[Saved data entries]

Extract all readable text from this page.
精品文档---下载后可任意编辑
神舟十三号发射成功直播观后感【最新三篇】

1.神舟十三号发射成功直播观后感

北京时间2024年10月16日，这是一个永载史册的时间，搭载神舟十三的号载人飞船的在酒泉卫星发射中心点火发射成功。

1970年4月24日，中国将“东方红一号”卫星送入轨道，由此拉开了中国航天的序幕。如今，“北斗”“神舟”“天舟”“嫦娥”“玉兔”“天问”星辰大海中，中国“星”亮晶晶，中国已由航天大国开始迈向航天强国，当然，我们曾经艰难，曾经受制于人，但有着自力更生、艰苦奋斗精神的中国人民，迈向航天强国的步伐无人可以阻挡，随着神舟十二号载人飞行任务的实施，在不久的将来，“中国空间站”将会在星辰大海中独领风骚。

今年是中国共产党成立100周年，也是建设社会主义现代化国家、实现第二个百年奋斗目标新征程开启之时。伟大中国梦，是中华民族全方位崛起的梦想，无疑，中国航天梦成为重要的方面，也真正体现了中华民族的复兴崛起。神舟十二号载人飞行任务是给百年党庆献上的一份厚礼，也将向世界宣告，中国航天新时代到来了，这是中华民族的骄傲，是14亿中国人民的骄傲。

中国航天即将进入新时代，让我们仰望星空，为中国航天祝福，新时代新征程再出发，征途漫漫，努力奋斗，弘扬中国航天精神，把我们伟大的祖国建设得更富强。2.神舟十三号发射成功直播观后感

WHAT YOU WILL DO → Write out every line of the listing that holds the word "神舟十三号发射成功直播观后感".

EXERCISE RESPONSE →
神舟十三号发射成功直播观后感【最新三篇】
1.神舟十三号发射成功直播观后感
中国航天即将进入新时代，让我们仰望星空，为中国航天祝福，新时代新征程再出发，征途漫漫，努力奋斗，弘扬中国航天精神，把我们伟大的祖国建设得更富强。2.神舟十三号发射成功直播观后感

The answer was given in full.